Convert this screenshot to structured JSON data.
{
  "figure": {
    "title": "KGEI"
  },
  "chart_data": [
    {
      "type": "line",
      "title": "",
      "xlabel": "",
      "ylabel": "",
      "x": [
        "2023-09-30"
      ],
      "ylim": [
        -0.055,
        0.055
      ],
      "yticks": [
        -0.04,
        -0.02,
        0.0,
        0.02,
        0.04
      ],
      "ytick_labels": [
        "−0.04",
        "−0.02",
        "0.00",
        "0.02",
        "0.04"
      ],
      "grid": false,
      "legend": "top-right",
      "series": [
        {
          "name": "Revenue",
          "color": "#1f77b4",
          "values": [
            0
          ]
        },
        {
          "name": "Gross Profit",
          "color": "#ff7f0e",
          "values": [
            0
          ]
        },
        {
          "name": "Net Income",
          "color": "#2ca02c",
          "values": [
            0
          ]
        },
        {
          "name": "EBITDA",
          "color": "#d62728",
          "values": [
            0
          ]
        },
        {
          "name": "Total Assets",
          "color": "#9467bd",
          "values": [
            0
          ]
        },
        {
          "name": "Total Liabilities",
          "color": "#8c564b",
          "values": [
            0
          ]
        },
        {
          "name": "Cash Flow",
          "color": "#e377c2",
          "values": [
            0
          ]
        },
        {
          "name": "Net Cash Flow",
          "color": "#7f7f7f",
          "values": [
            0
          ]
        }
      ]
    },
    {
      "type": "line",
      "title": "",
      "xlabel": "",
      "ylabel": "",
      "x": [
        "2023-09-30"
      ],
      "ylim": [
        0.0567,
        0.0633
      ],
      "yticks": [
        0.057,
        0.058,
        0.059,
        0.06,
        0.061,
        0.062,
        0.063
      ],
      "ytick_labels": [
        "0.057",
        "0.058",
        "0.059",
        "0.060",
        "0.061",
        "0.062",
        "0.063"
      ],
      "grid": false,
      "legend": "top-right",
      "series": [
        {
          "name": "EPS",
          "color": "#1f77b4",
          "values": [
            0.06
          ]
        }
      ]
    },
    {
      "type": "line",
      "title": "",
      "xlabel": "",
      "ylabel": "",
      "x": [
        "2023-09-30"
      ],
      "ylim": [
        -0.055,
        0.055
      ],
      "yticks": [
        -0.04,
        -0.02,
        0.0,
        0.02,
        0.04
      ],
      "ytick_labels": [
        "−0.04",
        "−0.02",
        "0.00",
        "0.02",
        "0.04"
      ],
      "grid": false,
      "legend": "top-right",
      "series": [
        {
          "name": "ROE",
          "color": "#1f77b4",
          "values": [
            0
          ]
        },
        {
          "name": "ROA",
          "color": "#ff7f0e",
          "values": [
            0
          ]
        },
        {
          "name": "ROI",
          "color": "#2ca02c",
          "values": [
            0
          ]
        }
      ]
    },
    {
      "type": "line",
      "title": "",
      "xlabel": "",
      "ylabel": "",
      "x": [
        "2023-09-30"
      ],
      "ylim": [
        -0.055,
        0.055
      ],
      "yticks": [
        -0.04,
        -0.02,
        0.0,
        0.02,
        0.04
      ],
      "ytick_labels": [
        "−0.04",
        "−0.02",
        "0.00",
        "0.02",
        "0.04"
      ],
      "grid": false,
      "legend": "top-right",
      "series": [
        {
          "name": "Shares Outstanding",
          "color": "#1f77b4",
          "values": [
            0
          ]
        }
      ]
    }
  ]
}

**YOUR INSTRUCTIONS**
Repeat each record in full; every line must match exactly.

**TASK OUTPUT**
Convert this screenshot to structured JSON data.
{
  "figure": {
    "title": "KGEI"
  },
  "chart_data": [
    {
      "type": "line",
      "title": "",
      "xlabel": "",
      "ylabel": "",
      "x": [
        "2023-09-30"
      ],
      "ylim": [
        -0.055,
        0.055
      ],
      "yticks": [
        -0.04,
        -0.02,
        0.0,
        0.02,
        0.04
      ],
      "ytick_labels": [
        "−0.04",
        "−0.02",
        "0.00",
        "0.02",
        "0.04"
      ],
      "grid": false,
      "legend": "top-right",
      "series": [
        {
          "name": "Revenue",
          "color": "#1f77b4",
          "values": [
            0
          ]
        },
        {
          "name": "Gross Profit",
          "color": "#ff7f0e",
          "values": [
            0
          ]
        },
        {
          "name": "Net Income",
          "color": "#2ca02c",
          "values": [
            0
          ]
        },
        {
          "name": "EBITDA",
          "color": "#d62728",
          "values": [
            0
          ]
        },
        {
          "name": "Total Assets",
          "color": "#9467bd",
          "values": [
            0
          ]
        },
        {
          "name": "Total Liabilities",
          "color": "#8c564b",
          "values": [
            0
          ]
        },
        {
          "name": "Cash Flow",
          "color": "#e377c2",
          "values": [
            0
          ]
        },
        {
          "name": "Net Cash Flow",
          "color": "#7f7f7f",
          "values": [
            0
          ]
        }
      ]
    },
    {
      "type": "line",
      "title": "",
      "xlabel": "",
      "ylabel": "",
      "x": [
        "2023-09-30"
      ],
      "ylim": [
        0.0567,
        0.0633
      ],
      "yticks": [
        0.057,
        0.058,
        0.059,
        0.06,
        0.061,
        0.062,
        0.063
      ],
      "ytick_labels": [
        "0.057",
        "0.058",
        "0.059",
        "0.060",
        "0.061",
        "0.062",
        "0.063"
      ],
      "grid": false,
      "legend": "top-right",
      "series": [
        {
          "name": "EPS",
          "color": "#1f77b4",
          "values": [
            0.06
          ]
        }
      ]
    },
    {
      "type": "line",
      "title": "",
      "xlabel": "",
      "ylabel": "",
      "x": [
        "2023-09-30"
      ],
      "ylim": [
        -0.055,
        0.055
      ],
      "yticks": [
        -0.04,
        -0.02,
        0.0,
        0.02,
        0.04
      ],
      "ytick_labels": [
        "−0.04",
        "−0.02",
        "0.00",
        "0.02",
        "0.04"
      ],
      "grid": false,
      "legend": "top-right",
      "series": [
        {
          "name": "ROE",
          "color": "#1f77b4",
          "values": [
            0
          ]
        },
        {
          "name": "ROA",
          "color": "#ff7f0e",
          "values": [
            0
          ]
        },
        {
          "name": "ROI",
          "color": "#2ca02c",
          "values": [
            0
          ]
        }
      ]
    },
    {
      "type": "line",
      "title": "",
      "xlabel": "",
      "ylabel": "",
      "x": [
        "2023-09-30"
      ],
      "ylim": [
        -0.055,
        0.055
      ],
      "yticks": [
        -0.04,
        -0.02,
        0.0,
        0.02,
        0.04
      ],
      "ytick_labels": [
        "−0.04",
        "−0.02",
        "0.00",
        "0.02",
        "0.04"
      ],
      "grid": false,
      "legend": "top-right",
      "series": [
        {
          "name": "Shares Outstanding",
          "color": "#1f77b4",
          "values": [
            0
          ]
        }
      ]
    }
  ]
}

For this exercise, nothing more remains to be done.